Document section: Begin

It is to be understood that while a certain form of the invention is illustrated, it is not to be limited to the specific form or arrangement herein described and shown. It will be apparent to those skilled in the art that various changes may be made without departing from the scope of the invention, and the invention is not to be considered limited to what is shown and described in the specification and any drawings/figures included herein.

One skilled in the art will readily appreciate that the present invention is well adapted to carry out the objectives and obtain the ends and advantages mentioned, as well as those inherent therein. The embodiments, methods, procedures and techniques described herein are presently representative of the preferred embodiments, are intended to be exemplary, and are not intended as limitations on the scope. Changes therein and other uses will occur to those skilled in the art which are encompassed within the spirit of the invention and are defined by the scope of the appended claims. Although the invention has been described in connection with specific preferred embodiments, it should be understood that the invention as claimed should not be unduly limited to such specific embodiments. Indeed, various modifications of the described modes for carrying out the invention which are obvious to those skilled in the art are intended to be within the scope of the following claims.

Document section: End

▶ **Requirement**:
Continue the passage on the scope of the invention, starting after its last sentence.

Dataset: Begin

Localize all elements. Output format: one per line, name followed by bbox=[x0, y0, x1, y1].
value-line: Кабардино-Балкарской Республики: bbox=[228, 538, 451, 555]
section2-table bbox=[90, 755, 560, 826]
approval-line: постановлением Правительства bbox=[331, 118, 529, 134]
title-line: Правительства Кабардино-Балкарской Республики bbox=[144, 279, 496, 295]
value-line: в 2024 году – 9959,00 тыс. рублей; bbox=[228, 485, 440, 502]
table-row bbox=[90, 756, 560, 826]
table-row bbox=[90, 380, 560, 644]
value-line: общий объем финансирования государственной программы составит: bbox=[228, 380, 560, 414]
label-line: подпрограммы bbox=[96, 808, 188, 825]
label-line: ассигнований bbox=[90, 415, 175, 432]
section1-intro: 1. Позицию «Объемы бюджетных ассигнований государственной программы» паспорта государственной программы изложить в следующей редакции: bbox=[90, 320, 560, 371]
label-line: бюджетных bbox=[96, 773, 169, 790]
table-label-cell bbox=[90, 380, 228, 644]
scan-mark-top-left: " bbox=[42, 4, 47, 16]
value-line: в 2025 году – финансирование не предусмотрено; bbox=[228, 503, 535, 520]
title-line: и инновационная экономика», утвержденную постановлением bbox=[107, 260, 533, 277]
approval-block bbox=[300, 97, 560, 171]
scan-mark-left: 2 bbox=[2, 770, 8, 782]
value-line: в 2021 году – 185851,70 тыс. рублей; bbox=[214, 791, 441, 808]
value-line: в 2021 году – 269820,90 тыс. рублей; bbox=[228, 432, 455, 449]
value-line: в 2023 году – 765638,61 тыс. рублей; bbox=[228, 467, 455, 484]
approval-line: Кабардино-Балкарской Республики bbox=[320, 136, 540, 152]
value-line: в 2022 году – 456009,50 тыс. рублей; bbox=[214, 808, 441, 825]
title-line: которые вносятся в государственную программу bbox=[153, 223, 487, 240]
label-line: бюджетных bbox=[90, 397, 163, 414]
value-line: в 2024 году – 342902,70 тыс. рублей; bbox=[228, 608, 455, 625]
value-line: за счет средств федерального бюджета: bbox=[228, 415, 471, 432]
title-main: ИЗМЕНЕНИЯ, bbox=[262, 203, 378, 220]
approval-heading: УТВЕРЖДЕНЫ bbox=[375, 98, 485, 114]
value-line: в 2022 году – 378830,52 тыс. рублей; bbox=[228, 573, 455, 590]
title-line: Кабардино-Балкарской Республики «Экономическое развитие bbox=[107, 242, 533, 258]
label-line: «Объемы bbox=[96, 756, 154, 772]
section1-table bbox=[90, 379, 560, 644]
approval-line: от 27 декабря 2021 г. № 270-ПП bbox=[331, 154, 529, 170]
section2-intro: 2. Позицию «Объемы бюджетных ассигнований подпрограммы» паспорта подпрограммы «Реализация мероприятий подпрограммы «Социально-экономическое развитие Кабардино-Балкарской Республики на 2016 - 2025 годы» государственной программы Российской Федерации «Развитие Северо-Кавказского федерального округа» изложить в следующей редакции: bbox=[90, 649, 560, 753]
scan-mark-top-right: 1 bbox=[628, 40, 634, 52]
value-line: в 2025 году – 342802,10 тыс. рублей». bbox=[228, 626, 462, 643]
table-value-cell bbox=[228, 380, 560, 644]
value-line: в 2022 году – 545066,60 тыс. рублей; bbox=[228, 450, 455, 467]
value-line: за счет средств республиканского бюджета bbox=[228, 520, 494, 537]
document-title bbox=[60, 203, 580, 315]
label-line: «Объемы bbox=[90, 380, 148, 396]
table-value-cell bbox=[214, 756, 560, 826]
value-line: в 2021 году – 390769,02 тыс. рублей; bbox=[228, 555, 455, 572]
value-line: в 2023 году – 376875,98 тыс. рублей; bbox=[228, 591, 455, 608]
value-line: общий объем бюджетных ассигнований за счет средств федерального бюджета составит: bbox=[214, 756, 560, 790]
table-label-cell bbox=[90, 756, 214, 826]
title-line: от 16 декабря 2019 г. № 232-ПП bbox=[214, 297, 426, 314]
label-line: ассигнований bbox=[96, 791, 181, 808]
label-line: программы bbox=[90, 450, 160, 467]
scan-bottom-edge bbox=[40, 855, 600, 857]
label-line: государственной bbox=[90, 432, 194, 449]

Dataset: End

▶ **Answer**:
Claims

1. A fire suppression receptacle for use with lithium ion battery charging stations comprising:

a housing having a front wall, a back wall, opposing side walls, a bottom wall, and a lid pivotally attached to the back wall forming a receptacle when the lid is placed in a closed position;

a fire suppressant packet secured to each said wall forming the receptacle, said fire suppressant packet formed from a sheet of material having a first side wall defined by first and second end edges and first and second longitudinal side edges, and a second side wall having a mirror image of said first side wall and secured to said first side wall, forming a space therebetween;

an admixture of hydrated super absorbent polymer capable of treating a lithium ion battery fire contained in said space of each said packet;

wherein if a lithium ion battery placed within the receptacle has a thermal event, the excessive heat will melt a portion of said packet and release said admixture for dissipating excess heat and suppressing a battery fire.

2. The fire suppression receptacle according to claim 1 wherein said flexible sheet of material is polypropylene.

3. The fire suppression receptacle according to claim 1 wherein said flexible sheet of material is selected from the group consisting of: low density polypropylene, polypropylene, polyesters, polyethylene, polyurethane, polyisoprene, elastomers, rubber-like resilient materials, silicone rubber, nitrile rubber, butyl rubber or combinations thereof.

4. The fire suppression receptacle according to claim 1 wherein said admixture is potassium based.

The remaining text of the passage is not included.